╭─ Data shown
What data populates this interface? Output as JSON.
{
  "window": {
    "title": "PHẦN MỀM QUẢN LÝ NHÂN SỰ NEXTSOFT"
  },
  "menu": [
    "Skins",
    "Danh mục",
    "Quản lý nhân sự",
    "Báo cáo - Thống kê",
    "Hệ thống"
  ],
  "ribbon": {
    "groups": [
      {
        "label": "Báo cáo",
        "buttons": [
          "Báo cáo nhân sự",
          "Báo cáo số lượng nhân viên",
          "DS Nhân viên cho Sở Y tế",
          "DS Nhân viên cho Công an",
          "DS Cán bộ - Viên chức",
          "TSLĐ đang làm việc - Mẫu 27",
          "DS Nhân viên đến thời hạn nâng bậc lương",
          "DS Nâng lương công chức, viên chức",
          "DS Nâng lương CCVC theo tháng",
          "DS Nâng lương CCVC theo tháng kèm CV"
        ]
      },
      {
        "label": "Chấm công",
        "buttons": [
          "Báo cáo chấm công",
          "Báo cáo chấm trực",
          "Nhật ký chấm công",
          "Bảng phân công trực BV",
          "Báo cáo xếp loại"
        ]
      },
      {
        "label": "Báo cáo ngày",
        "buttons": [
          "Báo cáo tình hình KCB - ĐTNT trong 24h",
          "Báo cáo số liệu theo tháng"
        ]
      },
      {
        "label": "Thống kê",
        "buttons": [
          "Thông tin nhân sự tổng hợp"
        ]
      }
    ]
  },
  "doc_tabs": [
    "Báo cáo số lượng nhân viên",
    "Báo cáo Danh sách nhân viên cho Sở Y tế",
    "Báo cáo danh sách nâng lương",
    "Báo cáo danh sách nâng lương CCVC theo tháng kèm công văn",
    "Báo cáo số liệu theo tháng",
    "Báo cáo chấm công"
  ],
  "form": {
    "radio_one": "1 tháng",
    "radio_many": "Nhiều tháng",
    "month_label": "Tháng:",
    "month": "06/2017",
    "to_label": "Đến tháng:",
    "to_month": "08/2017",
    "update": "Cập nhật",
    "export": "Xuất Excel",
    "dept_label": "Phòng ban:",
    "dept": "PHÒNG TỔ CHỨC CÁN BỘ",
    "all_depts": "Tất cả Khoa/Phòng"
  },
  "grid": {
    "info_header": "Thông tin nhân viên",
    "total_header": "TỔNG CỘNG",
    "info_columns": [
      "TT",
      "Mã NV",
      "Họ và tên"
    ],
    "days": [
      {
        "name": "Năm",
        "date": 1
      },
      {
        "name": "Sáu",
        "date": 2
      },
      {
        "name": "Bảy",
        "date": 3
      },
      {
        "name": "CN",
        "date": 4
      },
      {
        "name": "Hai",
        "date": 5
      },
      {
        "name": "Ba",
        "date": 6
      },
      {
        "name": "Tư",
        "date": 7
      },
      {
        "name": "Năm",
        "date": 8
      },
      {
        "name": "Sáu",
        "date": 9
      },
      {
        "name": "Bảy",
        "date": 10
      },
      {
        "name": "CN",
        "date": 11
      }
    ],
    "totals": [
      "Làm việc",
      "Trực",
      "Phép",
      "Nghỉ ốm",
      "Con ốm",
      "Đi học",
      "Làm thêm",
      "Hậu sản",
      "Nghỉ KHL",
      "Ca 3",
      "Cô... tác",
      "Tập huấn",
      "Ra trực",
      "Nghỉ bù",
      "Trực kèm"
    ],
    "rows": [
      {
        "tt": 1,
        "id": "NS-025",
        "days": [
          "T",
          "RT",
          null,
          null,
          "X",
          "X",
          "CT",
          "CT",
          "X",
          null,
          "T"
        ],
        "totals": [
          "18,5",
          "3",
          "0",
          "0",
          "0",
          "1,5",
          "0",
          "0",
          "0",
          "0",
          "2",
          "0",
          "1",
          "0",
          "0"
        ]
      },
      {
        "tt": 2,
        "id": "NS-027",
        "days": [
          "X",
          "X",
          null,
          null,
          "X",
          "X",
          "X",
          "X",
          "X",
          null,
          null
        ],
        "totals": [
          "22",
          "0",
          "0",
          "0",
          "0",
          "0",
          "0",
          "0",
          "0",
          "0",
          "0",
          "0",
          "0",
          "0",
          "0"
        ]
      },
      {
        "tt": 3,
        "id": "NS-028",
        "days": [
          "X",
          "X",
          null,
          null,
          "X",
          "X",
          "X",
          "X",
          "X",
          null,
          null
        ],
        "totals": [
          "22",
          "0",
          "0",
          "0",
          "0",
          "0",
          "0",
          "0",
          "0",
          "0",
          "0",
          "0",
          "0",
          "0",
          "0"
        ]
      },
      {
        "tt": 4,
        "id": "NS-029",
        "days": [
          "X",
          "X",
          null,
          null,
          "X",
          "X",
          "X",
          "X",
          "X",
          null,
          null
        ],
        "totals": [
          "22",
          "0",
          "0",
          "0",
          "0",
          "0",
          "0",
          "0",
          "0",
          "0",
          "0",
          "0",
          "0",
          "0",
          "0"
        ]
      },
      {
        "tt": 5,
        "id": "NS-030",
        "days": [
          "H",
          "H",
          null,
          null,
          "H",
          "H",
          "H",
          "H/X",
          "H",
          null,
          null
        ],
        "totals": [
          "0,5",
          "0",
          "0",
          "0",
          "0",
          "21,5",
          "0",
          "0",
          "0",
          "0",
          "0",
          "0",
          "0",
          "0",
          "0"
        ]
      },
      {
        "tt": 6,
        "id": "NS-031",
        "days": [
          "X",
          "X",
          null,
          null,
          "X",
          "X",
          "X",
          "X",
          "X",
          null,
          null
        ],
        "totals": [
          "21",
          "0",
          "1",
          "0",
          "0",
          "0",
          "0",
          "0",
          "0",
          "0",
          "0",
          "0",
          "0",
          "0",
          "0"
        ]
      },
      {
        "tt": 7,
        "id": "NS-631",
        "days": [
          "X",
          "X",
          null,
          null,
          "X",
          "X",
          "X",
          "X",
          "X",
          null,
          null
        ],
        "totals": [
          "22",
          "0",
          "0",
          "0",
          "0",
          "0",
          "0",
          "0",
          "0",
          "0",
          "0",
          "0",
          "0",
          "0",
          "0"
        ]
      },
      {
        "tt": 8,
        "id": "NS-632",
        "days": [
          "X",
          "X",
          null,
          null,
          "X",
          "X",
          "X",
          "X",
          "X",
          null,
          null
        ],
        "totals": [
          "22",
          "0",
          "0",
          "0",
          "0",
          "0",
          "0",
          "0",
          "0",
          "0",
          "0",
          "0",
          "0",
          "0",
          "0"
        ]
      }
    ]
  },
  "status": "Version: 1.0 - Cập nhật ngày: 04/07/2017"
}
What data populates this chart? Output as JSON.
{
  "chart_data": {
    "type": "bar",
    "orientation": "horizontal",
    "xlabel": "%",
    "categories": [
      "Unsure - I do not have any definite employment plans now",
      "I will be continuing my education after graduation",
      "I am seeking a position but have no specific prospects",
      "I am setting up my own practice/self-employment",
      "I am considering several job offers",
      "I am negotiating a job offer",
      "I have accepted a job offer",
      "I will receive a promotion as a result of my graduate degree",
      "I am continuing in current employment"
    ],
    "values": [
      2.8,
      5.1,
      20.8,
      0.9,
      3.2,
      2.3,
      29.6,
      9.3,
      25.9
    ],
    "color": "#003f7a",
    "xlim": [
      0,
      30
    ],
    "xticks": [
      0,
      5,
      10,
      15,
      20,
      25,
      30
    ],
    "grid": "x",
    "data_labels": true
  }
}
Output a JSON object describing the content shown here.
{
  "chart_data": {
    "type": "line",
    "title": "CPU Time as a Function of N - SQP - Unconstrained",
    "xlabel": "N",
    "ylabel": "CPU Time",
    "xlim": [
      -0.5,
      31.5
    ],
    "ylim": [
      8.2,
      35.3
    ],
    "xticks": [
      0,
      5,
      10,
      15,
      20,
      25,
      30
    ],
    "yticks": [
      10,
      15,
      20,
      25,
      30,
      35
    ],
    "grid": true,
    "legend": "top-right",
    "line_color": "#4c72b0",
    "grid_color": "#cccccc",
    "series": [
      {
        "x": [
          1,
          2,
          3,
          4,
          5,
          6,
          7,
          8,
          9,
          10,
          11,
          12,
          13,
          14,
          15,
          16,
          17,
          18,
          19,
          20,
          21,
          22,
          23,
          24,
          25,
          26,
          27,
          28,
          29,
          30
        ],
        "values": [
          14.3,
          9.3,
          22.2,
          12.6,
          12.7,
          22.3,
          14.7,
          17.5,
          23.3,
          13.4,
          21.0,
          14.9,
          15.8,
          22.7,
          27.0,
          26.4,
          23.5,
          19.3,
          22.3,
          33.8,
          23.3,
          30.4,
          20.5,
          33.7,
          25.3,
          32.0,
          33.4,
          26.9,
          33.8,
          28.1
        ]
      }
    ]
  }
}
╰─
Short problem
Copy the lines from the entries above in which the word "Thông" appears.

Exercise output
          "Thông tin nhân sự tổng hợp"
    "info_header": "Thông tin nhân viên",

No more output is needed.